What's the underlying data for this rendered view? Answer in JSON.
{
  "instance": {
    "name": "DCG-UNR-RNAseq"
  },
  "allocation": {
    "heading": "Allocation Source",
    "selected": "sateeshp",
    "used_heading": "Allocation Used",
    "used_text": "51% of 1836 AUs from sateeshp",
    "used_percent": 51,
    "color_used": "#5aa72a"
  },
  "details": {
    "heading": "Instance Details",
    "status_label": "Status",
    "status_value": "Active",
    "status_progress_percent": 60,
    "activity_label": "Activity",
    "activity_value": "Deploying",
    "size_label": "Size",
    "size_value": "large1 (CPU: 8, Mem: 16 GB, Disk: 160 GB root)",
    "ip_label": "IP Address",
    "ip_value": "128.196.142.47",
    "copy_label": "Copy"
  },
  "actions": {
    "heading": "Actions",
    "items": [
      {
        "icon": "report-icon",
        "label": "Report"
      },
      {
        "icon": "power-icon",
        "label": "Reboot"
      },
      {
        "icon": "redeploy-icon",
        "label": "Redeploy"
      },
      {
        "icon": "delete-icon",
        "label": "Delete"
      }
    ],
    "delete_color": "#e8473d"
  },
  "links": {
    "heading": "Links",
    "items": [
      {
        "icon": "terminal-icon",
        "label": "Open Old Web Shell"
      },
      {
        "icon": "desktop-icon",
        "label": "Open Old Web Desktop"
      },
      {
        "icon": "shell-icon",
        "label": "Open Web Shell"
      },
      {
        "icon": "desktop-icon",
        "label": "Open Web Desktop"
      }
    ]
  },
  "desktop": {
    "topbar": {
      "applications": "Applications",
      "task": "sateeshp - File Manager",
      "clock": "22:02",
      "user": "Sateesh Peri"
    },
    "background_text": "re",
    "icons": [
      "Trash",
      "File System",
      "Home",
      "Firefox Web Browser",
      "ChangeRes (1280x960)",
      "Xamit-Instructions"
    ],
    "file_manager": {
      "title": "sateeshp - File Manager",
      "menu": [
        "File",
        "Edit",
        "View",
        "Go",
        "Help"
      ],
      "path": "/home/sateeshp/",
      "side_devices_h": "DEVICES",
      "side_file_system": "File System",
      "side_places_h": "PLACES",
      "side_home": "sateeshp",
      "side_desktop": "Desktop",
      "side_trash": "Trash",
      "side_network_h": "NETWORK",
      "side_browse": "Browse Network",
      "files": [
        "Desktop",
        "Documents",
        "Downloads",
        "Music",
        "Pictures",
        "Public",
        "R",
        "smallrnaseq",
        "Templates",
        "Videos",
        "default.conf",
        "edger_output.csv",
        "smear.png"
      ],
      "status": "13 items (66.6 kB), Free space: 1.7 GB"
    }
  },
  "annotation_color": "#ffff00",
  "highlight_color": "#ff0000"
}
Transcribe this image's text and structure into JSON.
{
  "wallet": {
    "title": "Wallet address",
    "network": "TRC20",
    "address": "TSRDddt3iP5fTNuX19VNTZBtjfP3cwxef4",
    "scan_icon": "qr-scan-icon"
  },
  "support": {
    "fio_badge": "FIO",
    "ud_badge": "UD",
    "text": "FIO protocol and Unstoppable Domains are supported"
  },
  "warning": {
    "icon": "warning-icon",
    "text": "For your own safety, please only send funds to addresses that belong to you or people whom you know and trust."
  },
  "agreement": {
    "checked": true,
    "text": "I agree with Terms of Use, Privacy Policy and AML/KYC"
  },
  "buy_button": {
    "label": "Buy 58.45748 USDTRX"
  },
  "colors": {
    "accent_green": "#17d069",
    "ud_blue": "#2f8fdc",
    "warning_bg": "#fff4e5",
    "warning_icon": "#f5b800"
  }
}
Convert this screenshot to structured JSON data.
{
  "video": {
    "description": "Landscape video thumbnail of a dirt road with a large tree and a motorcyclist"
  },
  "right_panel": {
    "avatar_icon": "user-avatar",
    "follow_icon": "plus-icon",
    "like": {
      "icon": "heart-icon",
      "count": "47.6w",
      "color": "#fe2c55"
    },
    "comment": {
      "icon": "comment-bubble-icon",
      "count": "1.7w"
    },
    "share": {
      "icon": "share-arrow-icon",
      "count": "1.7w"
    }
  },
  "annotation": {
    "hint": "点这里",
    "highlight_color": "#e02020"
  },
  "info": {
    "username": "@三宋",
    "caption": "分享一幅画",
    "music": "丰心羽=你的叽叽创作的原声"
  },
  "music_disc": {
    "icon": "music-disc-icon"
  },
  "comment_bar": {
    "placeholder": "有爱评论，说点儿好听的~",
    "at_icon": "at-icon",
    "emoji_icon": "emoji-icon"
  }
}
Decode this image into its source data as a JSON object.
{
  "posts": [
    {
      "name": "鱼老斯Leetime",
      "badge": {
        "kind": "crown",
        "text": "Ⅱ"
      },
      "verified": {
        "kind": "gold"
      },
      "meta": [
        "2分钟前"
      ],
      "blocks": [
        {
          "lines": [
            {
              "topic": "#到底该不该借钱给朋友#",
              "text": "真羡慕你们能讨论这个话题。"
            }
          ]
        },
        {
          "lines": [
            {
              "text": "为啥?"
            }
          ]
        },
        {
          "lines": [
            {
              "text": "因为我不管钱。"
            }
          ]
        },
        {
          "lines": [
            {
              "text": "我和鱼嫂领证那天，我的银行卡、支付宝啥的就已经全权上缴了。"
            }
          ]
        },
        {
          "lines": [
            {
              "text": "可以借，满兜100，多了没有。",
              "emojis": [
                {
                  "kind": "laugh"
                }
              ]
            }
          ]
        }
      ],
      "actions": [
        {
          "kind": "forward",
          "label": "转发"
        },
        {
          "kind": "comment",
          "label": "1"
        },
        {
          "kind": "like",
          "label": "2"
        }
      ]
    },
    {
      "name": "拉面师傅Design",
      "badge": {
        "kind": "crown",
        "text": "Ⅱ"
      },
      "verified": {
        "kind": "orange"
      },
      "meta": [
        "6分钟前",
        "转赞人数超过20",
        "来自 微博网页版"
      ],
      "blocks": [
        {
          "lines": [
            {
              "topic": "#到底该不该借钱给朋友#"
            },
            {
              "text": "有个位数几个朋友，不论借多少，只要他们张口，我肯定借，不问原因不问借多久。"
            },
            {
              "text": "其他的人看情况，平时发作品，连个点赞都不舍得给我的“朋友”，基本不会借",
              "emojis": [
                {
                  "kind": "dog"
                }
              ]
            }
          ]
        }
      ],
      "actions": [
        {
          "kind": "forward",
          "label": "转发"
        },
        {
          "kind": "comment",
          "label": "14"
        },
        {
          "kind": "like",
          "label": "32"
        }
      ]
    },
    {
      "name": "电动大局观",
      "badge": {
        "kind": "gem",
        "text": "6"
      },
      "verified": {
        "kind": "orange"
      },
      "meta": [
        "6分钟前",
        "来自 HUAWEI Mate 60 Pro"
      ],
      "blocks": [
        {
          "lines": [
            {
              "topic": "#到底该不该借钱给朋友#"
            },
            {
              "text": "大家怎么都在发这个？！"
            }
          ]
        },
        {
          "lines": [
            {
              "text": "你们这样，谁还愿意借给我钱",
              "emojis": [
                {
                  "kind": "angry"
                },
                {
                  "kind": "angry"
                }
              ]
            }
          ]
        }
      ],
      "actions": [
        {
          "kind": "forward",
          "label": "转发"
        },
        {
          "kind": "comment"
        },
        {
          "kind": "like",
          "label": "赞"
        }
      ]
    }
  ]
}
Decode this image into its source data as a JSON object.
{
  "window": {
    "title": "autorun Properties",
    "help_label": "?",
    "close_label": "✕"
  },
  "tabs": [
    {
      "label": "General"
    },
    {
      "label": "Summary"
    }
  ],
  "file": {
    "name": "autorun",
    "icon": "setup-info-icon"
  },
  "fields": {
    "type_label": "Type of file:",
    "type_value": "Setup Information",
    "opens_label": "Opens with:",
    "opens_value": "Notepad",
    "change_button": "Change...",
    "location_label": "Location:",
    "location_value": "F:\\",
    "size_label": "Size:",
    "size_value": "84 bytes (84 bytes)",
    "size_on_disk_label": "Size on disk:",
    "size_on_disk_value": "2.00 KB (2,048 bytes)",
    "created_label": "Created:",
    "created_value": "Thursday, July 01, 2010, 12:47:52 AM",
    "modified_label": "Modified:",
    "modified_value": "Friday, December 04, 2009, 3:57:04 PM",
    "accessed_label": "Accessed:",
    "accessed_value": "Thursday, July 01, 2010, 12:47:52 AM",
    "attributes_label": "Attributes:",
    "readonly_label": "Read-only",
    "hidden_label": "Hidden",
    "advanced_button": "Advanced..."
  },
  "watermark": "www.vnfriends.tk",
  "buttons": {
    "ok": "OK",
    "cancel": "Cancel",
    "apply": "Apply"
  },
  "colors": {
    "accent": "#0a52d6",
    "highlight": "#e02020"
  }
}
****
- [Given exercise] Pick each line holding the word "bytes" out of the listing.

- [Solved problem]
    "size_value": "84 bytes (84 bytes)",
    "size_on_disk_value": "2.00 KB (2,048 bytes)",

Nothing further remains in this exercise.